# start of The data

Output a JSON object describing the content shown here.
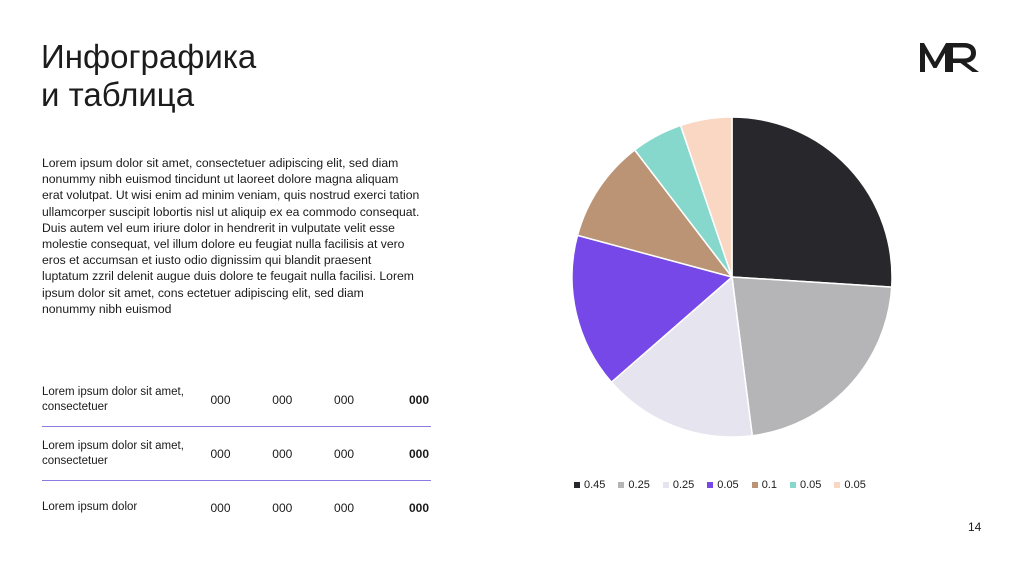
{
  "slide": {
    "title_line1": "Инфографика",
    "title_line2": "и таблица",
    "logo_text": "MR",
    "body": "Lorem ipsum dolor sit amet, consectetuer adipiscing elit, sed diam nonummy nibh euismod tincidunt ut laoreet dolore magna aliquam erat volutpat. Ut wisi enim ad minim veniam, quis nostrud exerci tation ullamcorper suscipit lobortis nisl ut aliquip ex ea commodo consequat. Duis autem vel eum iriure dolor in hendrerit in vulputate velit esse molestie consequat, vel illum dolore eu feugiat nulla facilisis at vero eros et accumsan et iusto odio dignissim qui blandit praesent luptatum zzril delenit augue duis dolore te feugait nulla facilisi. Lorem ipsum dolor sit amet, cons ectetuer adipiscing elit, sed diam nonummy nibh euismod",
    "page_number": "14",
    "accent_color": "#8b7be0"
  },
  "table": {
    "rows": [
      {
        "label": "Lorem ipsum dolor sit amet, consectetuer",
        "v1": "000",
        "v2": "000",
        "v3": "000",
        "v4": "000"
      },
      {
        "label": "Lorem ipsum dolor sit amet, consectetuer",
        "v1": "000",
        "v2": "000",
        "v3": "000",
        "v4": "000"
      },
      {
        "label": "Lorem ipsum dolor",
        "v1": "000",
        "v2": "000",
        "v3": "000",
        "v4": "000"
      }
    ]
  },
  "chart_data": {
    "type": "pie",
    "title": "",
    "legend_position": "bottom",
    "start_angle_deg": 0,
    "direction": "clockwise",
    "slices": [
      {
        "label": "0.45",
        "value": 0.45,
        "color": "#28272c"
      },
      {
        "label": "0.25",
        "value": 0.38,
        "color": "#b5b5b7"
      },
      {
        "label": "0.25",
        "value": 0.27,
        "color": "#e6e4ee"
      },
      {
        "label": "0.05",
        "value": 0.27,
        "color": "#7748e8"
      },
      {
        "label": "0.1",
        "value": 0.18,
        "color": "#bb9476"
      },
      {
        "label": "0.05",
        "value": 0.09,
        "color": "#86d8cc"
      },
      {
        "label": "0.05",
        "value": 0.09,
        "color": "#f9d7c3"
      }
    ]
  }
}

# end of The data

**Written request**.
Excluding the pictures, reproduce every entry exactly as given.

**Response**.
Output a JSON object describing the content shown here.
{
  "slide": {
    "title_line1": "Инфографика",
    "title_line2": "и таблица",
    "logo_text": "MR",
    "body": "Lorem ipsum dolor sit amet, consectetuer adipiscing elit, sed diam nonummy nibh euismod tincidunt ut laoreet dolore magna aliquam erat volutpat. Ut wisi enim ad minim veniam, quis nostrud exerci tation ullamcorper suscipit lobortis nisl ut aliquip ex ea commodo consequat. Duis autem vel eum iriure dolor in hendrerit in vulputate velit esse molestie consequat, vel illum dolore eu feugiat nulla facilisis at vero eros et accumsan et iusto odio dignissim qui blandit praesent luptatum zzril delenit augue duis dolore te feugait nulla facilisi. Lorem ipsum dolor sit amet, cons ectetuer adipiscing elit, sed diam nonummy nibh euismod",
    "page_number": "14",
    "accent_color": "#8b7be0"
  },
  "table": {
    "rows": [
      {
        "label": "Lorem ipsum dolor sit amet, consectetuer",
        "v1": "000",
        "v2": "000",
        "v3": "000",
        "v4": "000"
      },
      {
        "label": "Lorem ipsum dolor sit amet, consectetuer",
        "v1": "000",
        "v2": "000",
        "v3": "000",
        "v4": "000"
      },
      {
        "label": "Lorem ipsum dolor",
        "v1": "000",
        "v2": "000",
        "v3": "000",
        "v4": "000"
      }
    ]
  },
  "chart_data": {
    "type": "pie",
    "title": "",
    "legend_position": "bottom",
    "start_angle_deg": 0,
    "direction": "clockwise",
    "slices": [
      {
        "label": "0.45",
        "value": 0.45,
        "color": "#28272c"
      },
      {
        "label": "0.25",
        "value": 0.38,
        "color": "#b5b5b7"
      },
      {
        "label": "0.25",
        "value": 0.27,
        "color": "#e6e4ee"
      },
      {
        "label": "0.05",
        "value": 0.27,
        "color": "#7748e8"
      },
      {
        "label": "0.1",
        "value": 0.18,
        "color": "#bb9476"
      },
      {
        "label": "0.05",
        "value": 0.09,
        "color": "#86d8cc"
      },
      {
        "label": "0.05",
        "value": 0.09,
        "color": "#f9d7c3"
      }
    ]
  }
}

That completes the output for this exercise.